PAGE EXCERPT.
..........
Full Job Description
We're looking for a Research Scientist or Research Engineer to own the strategy and systems for collecting, curating, and scaling high-quality robot learning data. This role sits at the intersection of robotics, data collection, and research - your work directly determines the diversity and quality of the demonstrations our models train on.
What You'll Do
• Design and implement teleoperation and demonstration collection systems for high-quality robot learning data
• Develop data quality metrics, curation pipelines, and filtering strategies specific to robotic interaction data
• Research methods to augment real robot data with synthetic, simulated, or cross-embodiment sources
• Identify and source external robotic datasets to expand training diversity across platforms and tasks
• Build tooling for researchers to explore, annotate, and iterate on robotic datasets
• Collaborate with pre-training and post-training teams to translate model data needs into concrete collection strategies
• Measure the downstream impact of data collection decisions on model and policy performance
What We're Looking For
• Hands-on experience with robotic data collection, teleoperation systems, or demonstration frameworks
• Understanding of what makes robot learning data useful: diversity, coverage, temporal quality, and action fidelity
• Strong software engineering skills for building reliable data collection and processing systems
• Ability to reason across hardware, pipelines, and model performance
• Experience working with real robotic hardware in a research or industrial setting
Nice to Have (But Not Required)
..........
GIVEN EXERCISE 1.
According to the job description, which qualities make robot learning data useful? List all of them.
..........
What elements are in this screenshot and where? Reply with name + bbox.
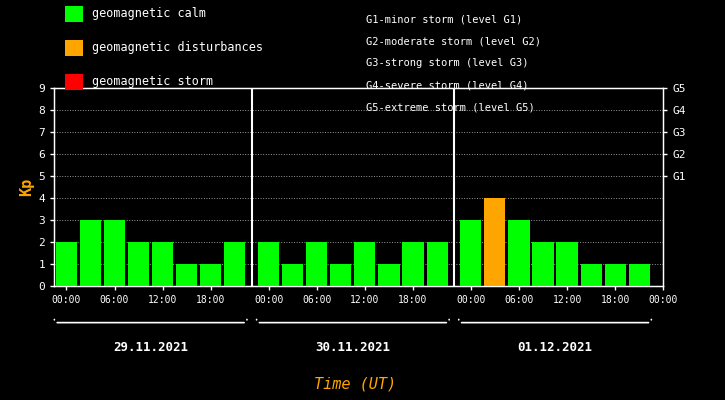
Bar [104,220,125,286]
Bar [152,242,173,286]
Text: Time (UT): Time (UT) [314,376,397,391]
Text: 29.11.2021: 29.11.2021 [113,342,188,354]
Bar [629,264,650,286]
Bar [484,198,505,286]
Bar [306,242,328,286]
Text: G1-minor storm (level G1): G1-minor storm (level G1) [366,14,523,24]
Bar [176,264,197,286]
Bar [282,264,303,286]
Bar [532,242,554,286]
Bar [460,220,481,286]
Bar [224,242,246,286]
Bar [258,242,279,286]
Text: G3-strong storm (level G3): G3-strong storm (level G3) [366,58,529,68]
Bar [80,220,101,286]
Text: G4-severe storm (level G4): G4-severe storm (level G4) [366,80,529,90]
Text: geomagnetic disturbances: geomagnetic disturbances [92,42,263,54]
Y-axis label: Kp: Kp [20,178,34,196]
Bar [378,264,399,286]
Text: G5-extreme storm (level G5): G5-extreme storm (level G5) [366,102,535,112]
Bar [426,242,448,286]
Text: geomagnetic calm: geomagnetic calm [92,8,206,20]
Bar [330,264,352,286]
Text: 30.11.2021: 30.11.2021 [315,342,390,354]
Bar [605,264,626,286]
Text: geomagnetic storm: geomagnetic storm [92,76,213,88]
Text: 01.12.2021: 01.12.2021 [518,342,592,354]
Bar [56,242,77,286]
Bar [557,242,578,286]
Bar [200,264,221,286]
Bar [508,220,529,286]
Bar [402,242,423,286]
Bar [581,264,602,286]
Bar [355,242,376,286]
Text: G2-moderate storm (level G2): G2-moderate storm (level G2) [366,36,541,46]
Bar [128,242,149,286]
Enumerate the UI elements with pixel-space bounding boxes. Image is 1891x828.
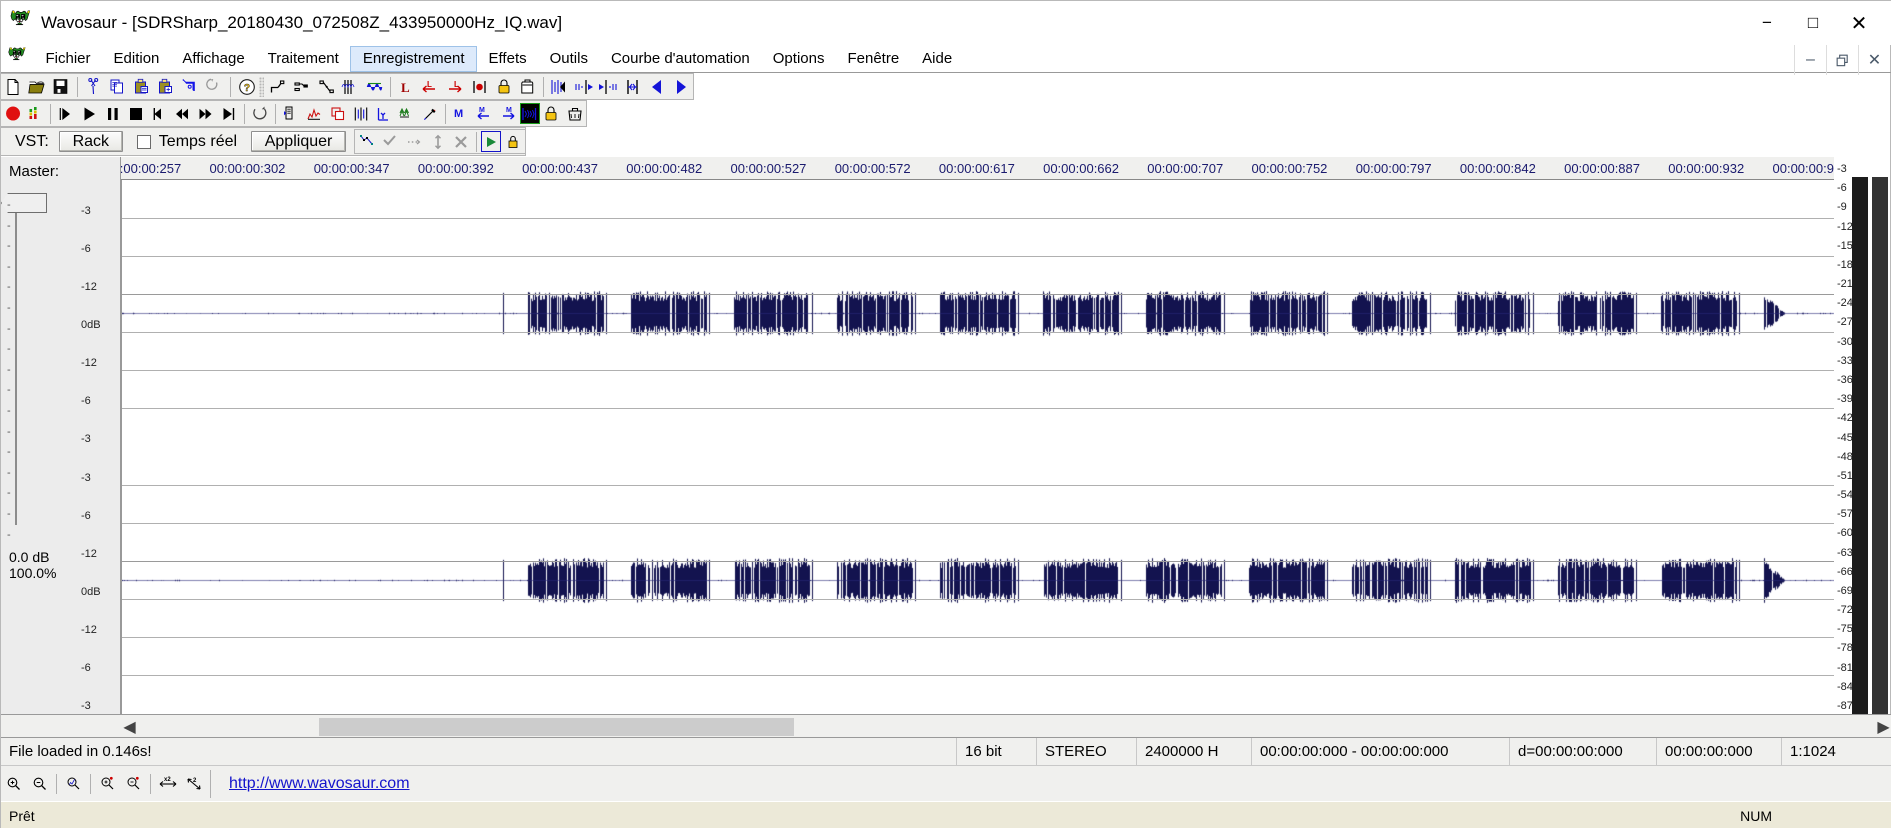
..........
GIVEN EXERCISE 2.
Transcribe the entries from the line with "Bar [104,220,125,286]" to the line with "Bar [532,242,554,286]", including both of those lines.

EXERCISE RESPONSE 1.
Diversity, coverage, temporal quality, and action fidelity.

EXERCISE RESPONSE 2.
Bar [104,220,125,286]
Bar [152,242,173,286]
Text: Time (UT): Time (UT) [314,376,397,391]
Text: 29.11.2021: 29.11.2021 [113,342,188,354]
Bar [629,264,650,286]
Bar [484,198,505,286]
Bar [306,242,328,286]
Text: G1-minor storm (level G1): G1-minor storm (level G1) [366,14,523,24]
Bar [176,264,197,286]
Bar [282,264,303,286]
Bar [532,242,554,286]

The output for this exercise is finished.